GIVEN ENTRIES –
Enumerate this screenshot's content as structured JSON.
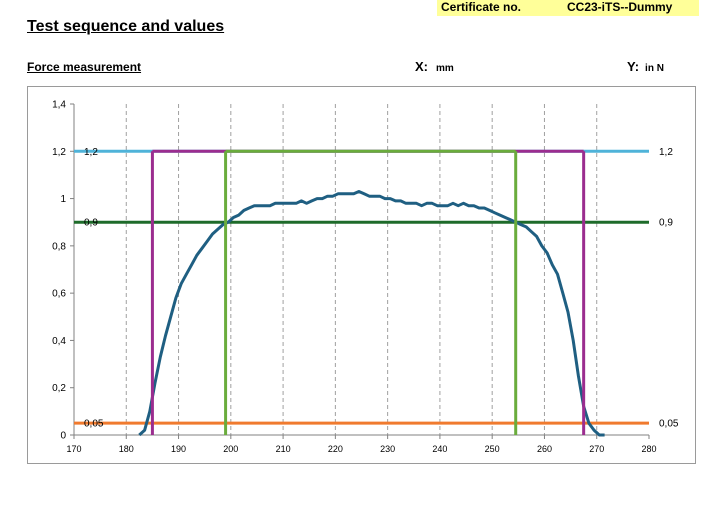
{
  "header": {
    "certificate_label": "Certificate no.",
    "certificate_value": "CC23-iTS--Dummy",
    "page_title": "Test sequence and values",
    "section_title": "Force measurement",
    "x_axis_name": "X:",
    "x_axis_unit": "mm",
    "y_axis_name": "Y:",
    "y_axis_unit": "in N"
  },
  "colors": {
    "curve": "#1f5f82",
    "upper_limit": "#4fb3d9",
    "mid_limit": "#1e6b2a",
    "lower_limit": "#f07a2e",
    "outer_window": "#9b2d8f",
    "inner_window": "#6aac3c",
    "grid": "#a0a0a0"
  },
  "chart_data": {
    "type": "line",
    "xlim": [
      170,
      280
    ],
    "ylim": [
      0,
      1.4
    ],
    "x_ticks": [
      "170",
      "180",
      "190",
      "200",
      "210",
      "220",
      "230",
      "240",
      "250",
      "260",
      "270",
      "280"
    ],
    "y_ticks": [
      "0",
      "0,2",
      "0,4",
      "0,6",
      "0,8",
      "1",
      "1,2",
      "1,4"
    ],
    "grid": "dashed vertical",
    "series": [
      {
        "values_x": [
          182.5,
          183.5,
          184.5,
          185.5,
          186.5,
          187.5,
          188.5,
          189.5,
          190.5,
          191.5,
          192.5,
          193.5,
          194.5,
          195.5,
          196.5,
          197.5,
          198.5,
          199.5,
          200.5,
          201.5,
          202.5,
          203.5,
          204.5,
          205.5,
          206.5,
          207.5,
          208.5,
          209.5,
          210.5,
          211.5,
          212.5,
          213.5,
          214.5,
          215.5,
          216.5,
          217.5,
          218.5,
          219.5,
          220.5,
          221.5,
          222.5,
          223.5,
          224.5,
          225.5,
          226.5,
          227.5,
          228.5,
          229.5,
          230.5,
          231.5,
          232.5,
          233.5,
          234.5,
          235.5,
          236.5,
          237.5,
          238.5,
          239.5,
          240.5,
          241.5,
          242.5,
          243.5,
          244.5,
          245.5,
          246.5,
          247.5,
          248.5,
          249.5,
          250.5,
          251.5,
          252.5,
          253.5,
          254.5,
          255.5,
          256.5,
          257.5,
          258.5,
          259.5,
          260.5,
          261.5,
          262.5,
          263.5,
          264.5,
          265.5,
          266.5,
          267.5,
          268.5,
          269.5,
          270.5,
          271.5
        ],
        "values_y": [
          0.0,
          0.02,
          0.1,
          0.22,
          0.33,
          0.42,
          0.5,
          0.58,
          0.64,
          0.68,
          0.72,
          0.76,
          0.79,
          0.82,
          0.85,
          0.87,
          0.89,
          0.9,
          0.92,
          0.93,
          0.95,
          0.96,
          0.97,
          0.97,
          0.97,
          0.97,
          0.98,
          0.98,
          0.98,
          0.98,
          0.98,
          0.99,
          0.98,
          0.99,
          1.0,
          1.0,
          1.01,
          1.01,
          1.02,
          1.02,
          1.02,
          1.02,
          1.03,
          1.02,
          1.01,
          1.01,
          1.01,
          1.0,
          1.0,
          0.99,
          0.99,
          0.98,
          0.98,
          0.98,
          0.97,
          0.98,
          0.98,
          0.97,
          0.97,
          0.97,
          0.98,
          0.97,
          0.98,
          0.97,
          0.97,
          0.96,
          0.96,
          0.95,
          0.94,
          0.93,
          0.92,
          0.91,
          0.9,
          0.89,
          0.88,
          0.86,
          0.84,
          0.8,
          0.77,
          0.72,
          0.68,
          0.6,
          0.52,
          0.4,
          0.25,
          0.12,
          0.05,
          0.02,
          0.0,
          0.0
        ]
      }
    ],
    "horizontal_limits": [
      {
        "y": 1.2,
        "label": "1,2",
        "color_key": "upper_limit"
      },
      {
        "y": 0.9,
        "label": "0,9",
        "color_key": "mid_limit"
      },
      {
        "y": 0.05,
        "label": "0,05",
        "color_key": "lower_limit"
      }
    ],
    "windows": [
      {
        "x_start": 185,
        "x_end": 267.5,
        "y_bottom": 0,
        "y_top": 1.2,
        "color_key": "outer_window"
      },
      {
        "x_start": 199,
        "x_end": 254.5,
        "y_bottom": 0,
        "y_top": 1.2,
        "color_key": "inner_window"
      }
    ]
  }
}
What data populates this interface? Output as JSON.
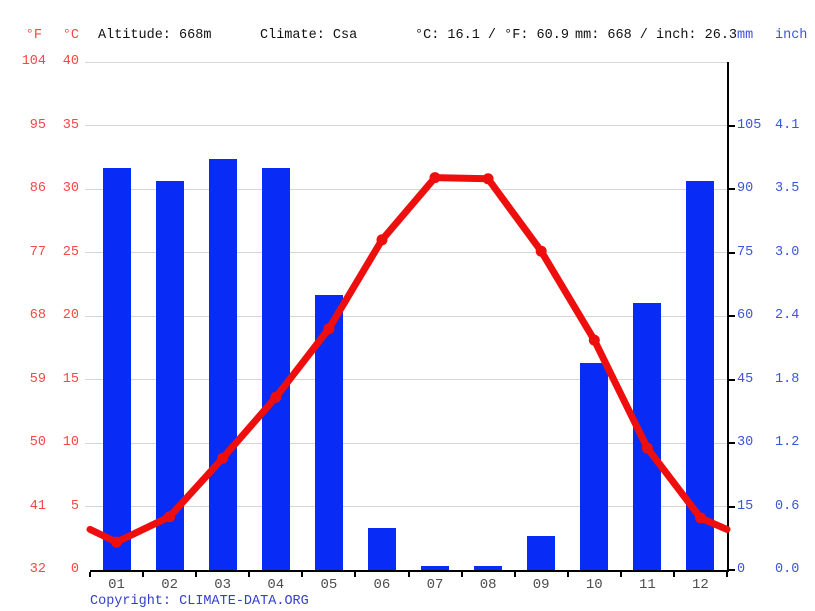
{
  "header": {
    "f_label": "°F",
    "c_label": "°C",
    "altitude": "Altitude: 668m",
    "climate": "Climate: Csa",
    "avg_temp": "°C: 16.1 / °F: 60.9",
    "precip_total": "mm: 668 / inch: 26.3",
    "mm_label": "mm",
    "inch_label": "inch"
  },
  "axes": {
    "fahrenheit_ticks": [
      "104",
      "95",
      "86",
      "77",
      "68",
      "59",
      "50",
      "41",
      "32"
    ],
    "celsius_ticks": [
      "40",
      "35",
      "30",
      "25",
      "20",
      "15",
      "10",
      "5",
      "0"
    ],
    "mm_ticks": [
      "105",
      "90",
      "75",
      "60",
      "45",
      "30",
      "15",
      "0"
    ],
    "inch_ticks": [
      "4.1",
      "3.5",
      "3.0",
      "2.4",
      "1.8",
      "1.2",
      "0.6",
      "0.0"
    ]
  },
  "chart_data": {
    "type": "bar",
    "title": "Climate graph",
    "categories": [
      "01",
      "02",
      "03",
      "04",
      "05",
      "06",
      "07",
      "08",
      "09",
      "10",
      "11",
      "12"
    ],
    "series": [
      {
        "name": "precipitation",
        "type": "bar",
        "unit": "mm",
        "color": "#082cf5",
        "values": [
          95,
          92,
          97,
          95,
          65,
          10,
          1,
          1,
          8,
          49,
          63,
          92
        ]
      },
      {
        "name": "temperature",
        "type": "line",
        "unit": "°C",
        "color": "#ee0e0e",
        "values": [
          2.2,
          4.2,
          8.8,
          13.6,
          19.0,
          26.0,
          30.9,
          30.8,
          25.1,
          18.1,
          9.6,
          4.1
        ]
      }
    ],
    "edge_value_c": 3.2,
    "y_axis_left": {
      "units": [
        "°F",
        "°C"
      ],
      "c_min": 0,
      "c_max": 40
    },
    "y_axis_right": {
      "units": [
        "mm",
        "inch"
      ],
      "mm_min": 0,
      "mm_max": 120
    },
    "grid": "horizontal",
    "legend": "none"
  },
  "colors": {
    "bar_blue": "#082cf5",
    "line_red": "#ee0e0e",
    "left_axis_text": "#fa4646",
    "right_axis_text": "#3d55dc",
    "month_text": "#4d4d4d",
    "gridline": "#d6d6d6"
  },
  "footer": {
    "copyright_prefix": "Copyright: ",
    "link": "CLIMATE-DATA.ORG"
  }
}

TO BE DONE – Quote the full listing above word for word; exclude every picture from the copy.

SOLUTION FOR THIS TASK –
Enumerate this screenshot's content as structured JSON.
{
  "header": {
    "certificate_label": "Certificate no.",
    "certificate_value": "CC23-iTS--Dummy",
    "page_title": "Test sequence and values",
    "section_title": "Force measurement",
    "x_axis_name": "X:",
    "x_axis_unit": "mm",
    "y_axis_name": "Y:",
    "y_axis_unit": "in N"
  },
  "colors": {
    "curve": "#1f5f82",
    "upper_limit": "#4fb3d9",
    "mid_limit": "#1e6b2a",
    "lower_limit": "#f07a2e",
    "outer_window": "#9b2d8f",
    "inner_window": "#6aac3c",
    "grid": "#a0a0a0"
  },
  "chart_data": {
    "type": "line",
    "xlim": [
      170,
      280
    ],
    "ylim": [
      0,
      1.4
    ],
    "x_ticks": [
      "170",
      "180",
      "190",
      "200",
      "210",
      "220",
      "230",
      "240",
      "250",
      "260",
      "270",
      "280"
    ],
    "y_ticks": [
      "0",
      "0,2",
      "0,4",
      "0,6",
      "0,8",
      "1",
      "1,2",
      "1,4"
    ],
    "grid": "dashed vertical",
    "series": [
      {
        "values_x": [
          182.5,
          183.5,
          184.5,
          185.5,
          186.5,
          187.5,
          188.5,
          189.5,
          190.5,
          191.5,
          192.5,
          193.5,
          194.5,
          195.5,
          196.5,
          197.5,
          198.5,
          199.5,
          200.5,
          201.5,
          202.5,
          203.5,
          204.5,
          205.5,
          206.5,
          207.5,
          208.5,
          209.5,
          210.5,
          211.5,
          212.5,
          213.5,
          214.5,
          215.5,
          216.5,
          217.5,
          218.5,
          219.5,
          220.5,
          221.5,
          222.5,
          223.5,
          224.5,
          225.5,
          226.5,
          227.5,
          228.5,
          229.5,
          230.5,
          231.5,
          232.5,
          233.5,
          234.5,
          235.5,
          236.5,
          237.5,
          238.5,
          239.5,
          240.5,
          241.5,
          242.5,
          243.5,
          244.5,
          245.5,
          246.5,
          247.5,
          248.5,
          249.5,
          250.5,
          251.5,
          252.5,
          253.5,
          254.5,
          255.5,
          256.5,
          257.5,
          258.5,
          259.5,
          260.5,
          261.5,
          262.5,
          263.5,
          264.5,
          265.5,
          266.5,
          267.5,
          268.5,
          269.5,
          270.5,
          271.5
        ],
        "values_y": [
          0.0,
          0.02,
          0.1,
          0.22,
          0.33,
          0.42,
          0.5,
          0.58,
          0.64,
          0.68,
          0.72,
          0.76,
          0.79,
          0.82,
          0.85,
          0.87,
          0.89,
          0.9,
          0.92,
          0.93,
          0.95,
          0.96,
          0.97,
          0.97,
          0.97,
          0.97,
          0.98,
          0.98,
          0.98,
          0.98,
          0.98,
          0.99,
          0.98,
          0.99,
          1.0,
          1.0,
          1.01,
          1.01,
          1.02,
          1.02,
          1.02,
          1.02,
          1.03,
          1.02,
          1.01,
          1.01,
          1.01,
          1.0,
          1.0,
          0.99,
          0.99,
          0.98,
          0.98,
          0.98,
          0.97,
          0.98,
          0.98,
          0.97,
          0.97,
          0.97,
          0.98,
          0.97,
          0.98,
          0.97,
          0.97,
          0.96,
          0.96,
          0.95,
          0.94,
          0.93,
          0.92,
          0.91,
          0.9,
          0.89,
          0.88,
          0.86,
          0.84,
          0.8,
          0.77,
          0.72,
          0.68,
          0.6,
          0.52,
          0.4,
          0.25,
          0.12,
          0.05,
          0.02,
          0.0,
          0.0
        ]
      }
    ],
    "horizontal_limits": [
      {
        "y": 1.2,
        "label": "1,2",
        "color_key": "upper_limit"
      },
      {
        "y": 0.9,
        "label": "0,9",
        "color_key": "mid_limit"
      },
      {
        "y": 0.05,
        "label": "0,05",
        "color_key": "lower_limit"
      }
    ],
    "windows": [
      {
        "x_start": 185,
        "x_end": 267.5,
        "y_bottom": 0,
        "y_top": 1.2,
        "color_key": "outer_window"
      },
      {
        "x_start": 199,
        "x_end": 254.5,
        "y_bottom": 0,
        "y_top": 1.2,
        "color_key": "inner_window"
      }
    ]
  }
}
What data populates this interface? Output as JSON.
{
  "header": {
    "f_label": "°F",
    "c_label": "°C",
    "altitude": "Altitude: 668m",
    "climate": "Climate: Csa",
    "avg_temp": "°C: 16.1 / °F: 60.9",
    "precip_total": "mm: 668 / inch: 26.3",
    "mm_label": "mm",
    "inch_label": "inch"
  },
  "axes": {
    "fahrenheit_ticks": [
      "104",
      "95",
      "86",
      "77",
      "68",
      "59",
      "50",
      "41",
      "32"
    ],
    "celsius_ticks": [
      "40",
      "35",
      "30",
      "25",
      "20",
      "15",
      "10",
      "5",
      "0"
    ],
    "mm_ticks": [
      "105",
      "90",
      "75",
      "60",
      "45",
      "30",
      "15",
      "0"
    ],
    "inch_ticks": [
      "4.1",
      "3.5",
      "3.0",
      "2.4",
      "1.8",
      "1.2",
      "0.6",
      "0.0"
    ]
  },
  "chart_data": {
    "type": "bar",
    "title": "Climate graph",
    "categories": [
      "01",
      "02",
      "03",
      "04",
      "05",
      "06",
      "07",
      "08",
      "09",
      "10",
      "11",
      "12"
    ],
    "series": [
      {
        "name": "precipitation",
        "type": "bar",
        "unit": "mm",
        "color": "#082cf5",
        "values": [
          95,
          92,
          97,
          95,
          65,
          10,
          1,
          1,
          8,
          49,
          63,
          92
        ]
      },
      {
        "name": "temperature",
        "type": "line",
        "unit": "°C",
        "color": "#ee0e0e",
        "values": [
          2.2,
          4.2,
          8.8,
          13.6,
          19.0,
          26.0,
          30.9,
          30.8,
          25.1,
          18.1,
          9.6,
          4.1
        ]
      }
    ],
    "edge_value_c": 3.2,
    "y_axis_left": {
      "units": [
        "°F",
        "°C"
      ],
      "c_min": 0,
      "c_max": 40
    },
    "y_axis_right": {
      "units": [
        "mm",
        "inch"
      ],
      "mm_min": 0,
      "mm_max": 120
    },
    "grid": "horizontal",
    "legend": "none"
  },
  "colors": {
    "bar_blue": "#082cf5",
    "line_red": "#ee0e0e",
    "left_axis_text": "#fa4646",
    "right_axis_text": "#3d55dc",
    "month_text": "#4d4d4d",
    "gridline": "#d6d6d6"
  },
  "footer": {
    "copyright_prefix": "Copyright: ",
    "link": "CLIMATE-DATA.ORG"
  }
}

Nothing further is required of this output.